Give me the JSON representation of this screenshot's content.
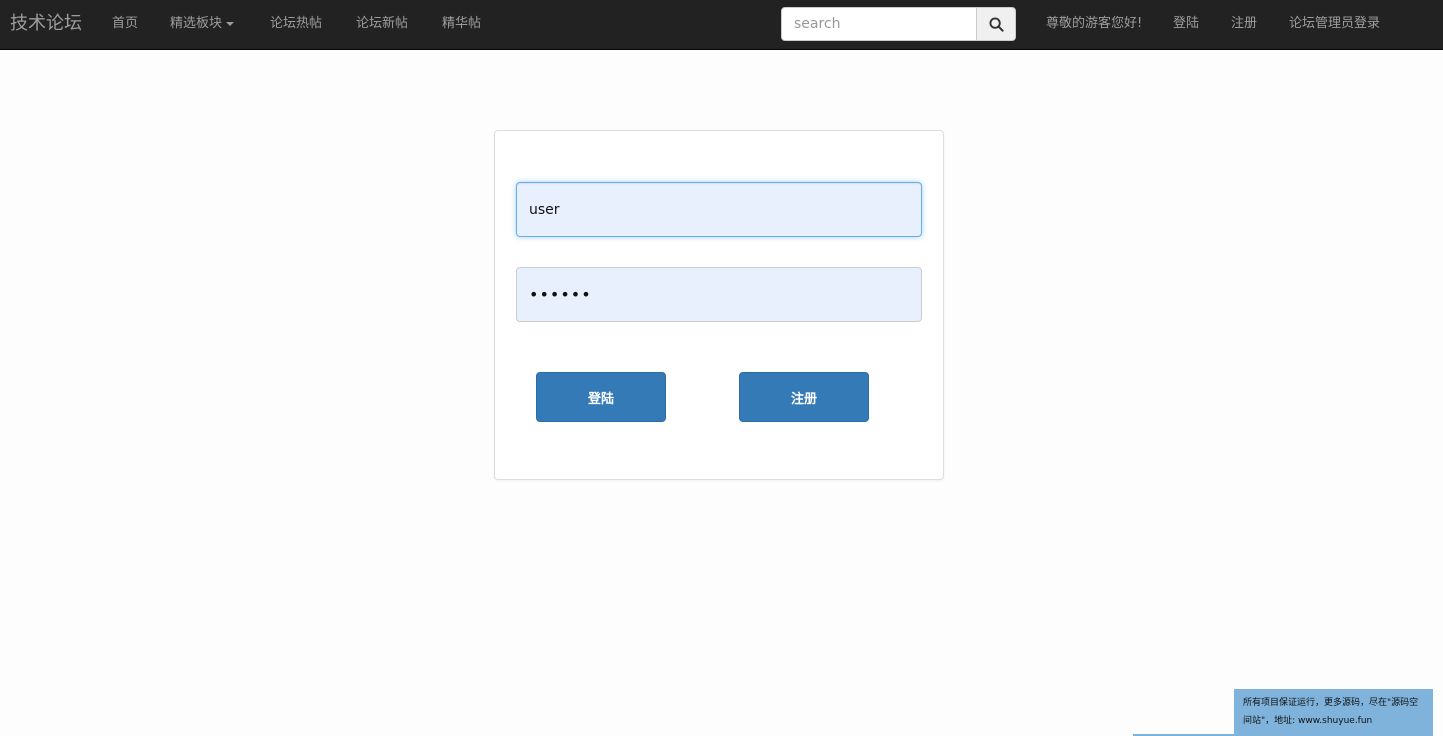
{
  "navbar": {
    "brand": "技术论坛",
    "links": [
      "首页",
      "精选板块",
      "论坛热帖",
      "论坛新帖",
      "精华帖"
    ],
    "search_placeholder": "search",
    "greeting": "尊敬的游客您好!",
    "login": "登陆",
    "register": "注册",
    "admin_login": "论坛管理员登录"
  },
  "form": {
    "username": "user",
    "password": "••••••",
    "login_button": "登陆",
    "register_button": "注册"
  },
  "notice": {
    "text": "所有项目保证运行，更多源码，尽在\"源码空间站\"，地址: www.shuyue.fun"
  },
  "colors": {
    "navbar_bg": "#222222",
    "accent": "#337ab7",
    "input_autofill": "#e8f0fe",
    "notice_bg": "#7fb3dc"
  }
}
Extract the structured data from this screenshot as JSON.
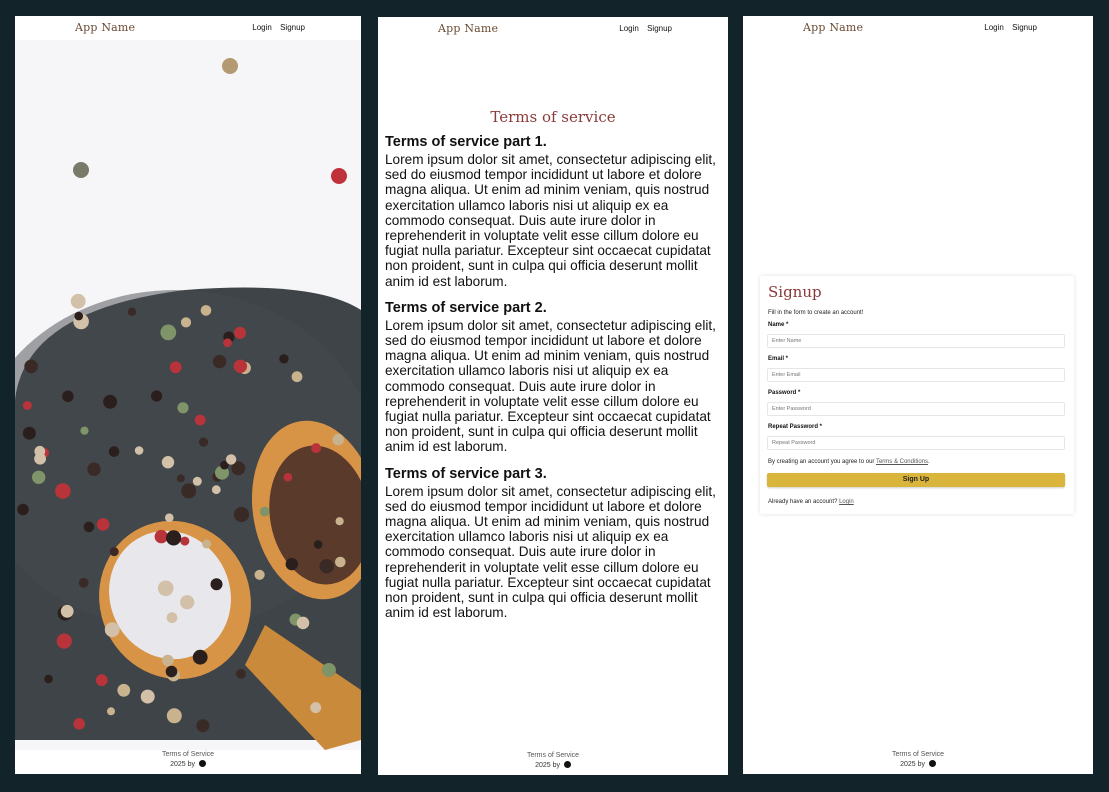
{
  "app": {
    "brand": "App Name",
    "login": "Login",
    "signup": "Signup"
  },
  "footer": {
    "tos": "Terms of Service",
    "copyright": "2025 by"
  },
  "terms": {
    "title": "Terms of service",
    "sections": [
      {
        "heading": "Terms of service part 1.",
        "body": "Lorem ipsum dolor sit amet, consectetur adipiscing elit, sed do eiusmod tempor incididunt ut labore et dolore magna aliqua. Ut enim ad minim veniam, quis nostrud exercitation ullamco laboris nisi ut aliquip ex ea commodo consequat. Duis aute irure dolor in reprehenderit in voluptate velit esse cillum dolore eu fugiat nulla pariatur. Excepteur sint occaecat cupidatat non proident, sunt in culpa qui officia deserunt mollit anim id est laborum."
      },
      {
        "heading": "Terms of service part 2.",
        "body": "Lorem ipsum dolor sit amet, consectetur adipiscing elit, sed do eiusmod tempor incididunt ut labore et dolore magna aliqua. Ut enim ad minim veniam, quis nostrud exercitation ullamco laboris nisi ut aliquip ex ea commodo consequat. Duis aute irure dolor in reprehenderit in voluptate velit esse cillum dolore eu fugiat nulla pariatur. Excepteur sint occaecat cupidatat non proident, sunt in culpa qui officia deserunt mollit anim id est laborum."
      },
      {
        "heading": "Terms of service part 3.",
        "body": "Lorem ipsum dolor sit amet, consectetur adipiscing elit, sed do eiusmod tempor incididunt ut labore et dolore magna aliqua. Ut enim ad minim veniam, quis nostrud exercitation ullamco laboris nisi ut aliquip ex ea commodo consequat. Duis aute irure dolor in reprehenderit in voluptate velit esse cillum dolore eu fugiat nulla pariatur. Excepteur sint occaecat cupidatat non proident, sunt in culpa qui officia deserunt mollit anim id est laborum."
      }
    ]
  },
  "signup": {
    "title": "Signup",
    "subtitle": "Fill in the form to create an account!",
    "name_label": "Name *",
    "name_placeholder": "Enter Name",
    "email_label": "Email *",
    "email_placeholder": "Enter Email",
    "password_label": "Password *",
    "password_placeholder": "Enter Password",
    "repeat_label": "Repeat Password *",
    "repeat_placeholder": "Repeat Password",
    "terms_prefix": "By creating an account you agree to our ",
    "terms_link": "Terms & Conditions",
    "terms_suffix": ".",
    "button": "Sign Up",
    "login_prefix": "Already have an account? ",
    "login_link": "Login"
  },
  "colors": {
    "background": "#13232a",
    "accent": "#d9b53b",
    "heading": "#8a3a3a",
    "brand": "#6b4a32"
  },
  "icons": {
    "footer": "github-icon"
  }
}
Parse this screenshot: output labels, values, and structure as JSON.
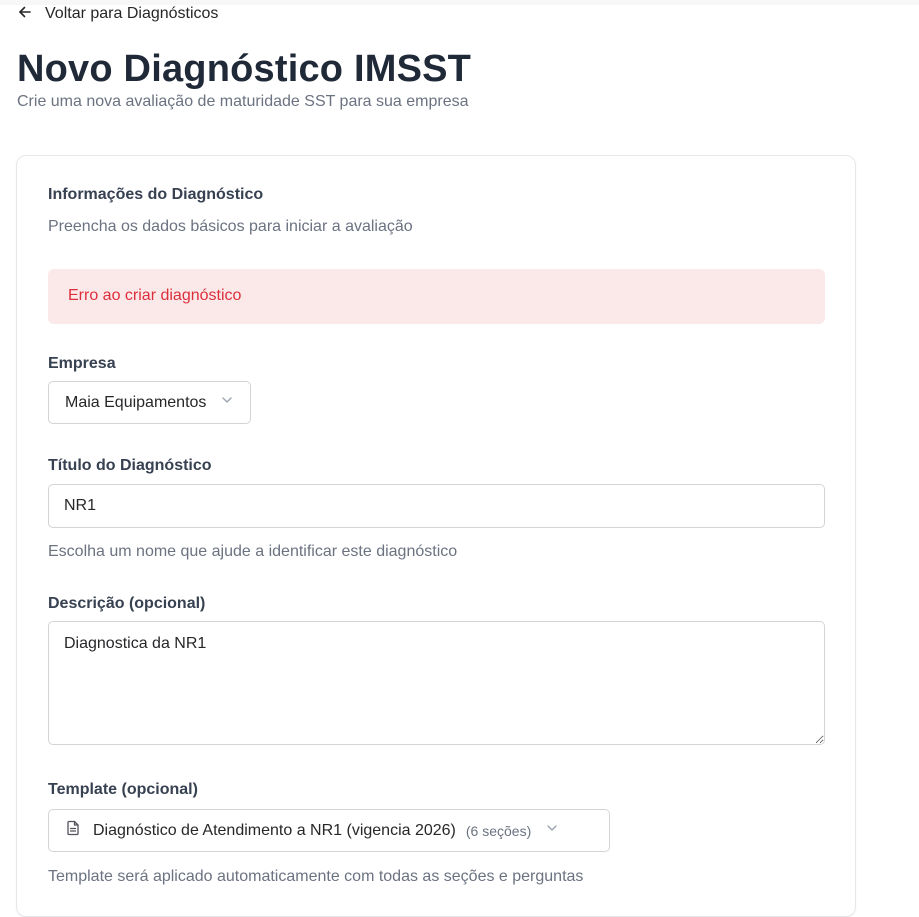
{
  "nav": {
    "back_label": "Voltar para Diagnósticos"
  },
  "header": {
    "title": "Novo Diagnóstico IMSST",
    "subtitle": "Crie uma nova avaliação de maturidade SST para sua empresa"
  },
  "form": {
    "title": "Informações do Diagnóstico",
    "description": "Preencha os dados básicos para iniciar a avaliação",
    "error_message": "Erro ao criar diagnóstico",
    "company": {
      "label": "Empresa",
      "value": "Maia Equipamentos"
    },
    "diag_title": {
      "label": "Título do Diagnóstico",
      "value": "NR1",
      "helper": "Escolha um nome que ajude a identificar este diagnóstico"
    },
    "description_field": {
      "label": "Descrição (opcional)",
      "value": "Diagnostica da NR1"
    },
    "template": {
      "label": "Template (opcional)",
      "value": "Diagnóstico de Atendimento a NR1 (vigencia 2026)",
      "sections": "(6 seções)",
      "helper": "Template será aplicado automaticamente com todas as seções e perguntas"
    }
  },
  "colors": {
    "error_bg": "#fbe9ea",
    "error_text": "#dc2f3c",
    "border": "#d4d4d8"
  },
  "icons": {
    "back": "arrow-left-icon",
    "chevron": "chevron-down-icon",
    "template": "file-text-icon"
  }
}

**SET TASK**
Repeat each line of the records above exactly, but do not copy the pictures.

**TASK ANSWER**
Give me the JSON representation of this screenshot's content.
{
  "navbar": {
    "brand": "技术论坛",
    "links": [
      "首页",
      "精选板块",
      "论坛热帖",
      "论坛新帖",
      "精华帖"
    ],
    "search_placeholder": "search",
    "greeting": "尊敬的游客您好!",
    "login": "登陆",
    "register": "注册",
    "admin_login": "论坛管理员登录"
  },
  "form": {
    "username": "user",
    "password": "••••••",
    "login_button": "登陆",
    "register_button": "注册"
  },
  "notice": {
    "text": "所有项目保证运行，更多源码，尽在\"源码空间站\"，地址: www.shuyue.fun"
  },
  "colors": {
    "navbar_bg": "#222222",
    "accent": "#337ab7",
    "input_autofill": "#e8f0fe",
    "notice_bg": "#7fb3dc"
  }
}
Extract the structured data from this screenshot as JSON.
{
  "app": {
    "brand": "App Name",
    "login": "Login",
    "signup": "Signup"
  },
  "footer": {
    "tos": "Terms of Service",
    "copyright": "2025 by"
  },
  "terms": {
    "title": "Terms of service",
    "sections": [
      {
        "heading": "Terms of service part 1.",
        "body": "Lorem ipsum dolor sit amet, consectetur adipiscing elit, sed do eiusmod tempor incididunt ut labore et dolore magna aliqua. Ut enim ad minim veniam, quis nostrud exercitation ullamco laboris nisi ut aliquip ex ea commodo consequat. Duis aute irure dolor in reprehenderit in voluptate velit esse cillum dolore eu fugiat nulla pariatur. Excepteur sint occaecat cupidatat non proident, sunt in culpa qui officia deserunt mollit anim id est laborum."
      },
      {
        "heading": "Terms of service part 2.",
        "body": "Lorem ipsum dolor sit amet, consectetur adipiscing elit, sed do eiusmod tempor incididunt ut labore et dolore magna aliqua. Ut enim ad minim veniam, quis nostrud exercitation ullamco laboris nisi ut aliquip ex ea commodo consequat. Duis aute irure dolor in reprehenderit in voluptate velit esse cillum dolore eu fugiat nulla pariatur. Excepteur sint occaecat cupidatat non proident, sunt in culpa qui officia deserunt mollit anim id est laborum."
      },
      {
        "heading": "Terms of service part 3.",
        "body": "Lorem ipsum dolor sit amet, consectetur adipiscing elit, sed do eiusmod tempor incididunt ut labore et dolore magna aliqua. Ut enim ad minim veniam, quis nostrud exercitation ullamco laboris nisi ut aliquip ex ea commodo consequat. Duis aute irure dolor in reprehenderit in voluptate velit esse cillum dolore eu fugiat nulla pariatur. Excepteur sint occaecat cupidatat non proident, sunt in culpa qui officia deserunt mollit anim id est laborum."
      }
    ]
  },
  "signup": {
    "title": "Signup",
    "subtitle": "Fill in the form to create an account!",
    "name_label": "Name *",
    "name_placeholder": "Enter Name",
    "email_label": "Email *",
    "email_placeholder": "Enter Email",
    "password_label": "Password *",
    "password_placeholder": "Enter Password",
    "repeat_label": "Repeat Password *",
    "repeat_placeholder": "Repeat Password",
    "terms_prefix": "By creating an account you agree to our ",
    "terms_link": "Terms & Conditions",
    "terms_suffix": ".",
    "button": "Sign Up",
    "login_prefix": "Already have an account? ",
    "login_link": "Login"
  },
  "colors": {
    "background": "#13232a",
    "accent": "#d9b53b",
    "heading": "#8a3a3a",
    "brand": "#6b4a32"
  },
  "icons": {
    "footer": "github-icon"
  }
}
Parse this screenshot: output labels, values, and structure as JSON.
{
  "nav": {
    "back_label": "Voltar para Diagnósticos"
  },
  "header": {
    "title": "Novo Diagnóstico IMSST",
    "subtitle": "Crie uma nova avaliação de maturidade SST para sua empresa"
  },
  "form": {
    "title": "Informações do Diagnóstico",
    "description": "Preencha os dados básicos para iniciar a avaliação",
    "error_message": "Erro ao criar diagnóstico",
    "company": {
      "label": "Empresa",
      "value": "Maia Equipamentos"
    },
    "diag_title": {
      "label": "Título do Diagnóstico",
      "value": "NR1",
      "helper": "Escolha um nome que ajude a identificar este diagnóstico"
    },
    "description_field": {
      "label": "Descrição (opcional)",
      "value": "Diagnostica da NR1"
    },
    "template": {
      "label": "Template (opcional)",
      "value": "Diagnóstico de Atendimento a NR1 (vigencia 2026)",
      "sections": "(6 seções)",
      "helper": "Template será aplicado automaticamente com todas as seções e perguntas"
    }
  },
  "colors": {
    "error_bg": "#fbe9ea",
    "error_text": "#dc2f3c",
    "border": "#d4d4d8"
  },
  "icons": {
    "back": "arrow-left-icon",
    "chevron": "chevron-down-icon",
    "template": "file-text-icon"
  }
}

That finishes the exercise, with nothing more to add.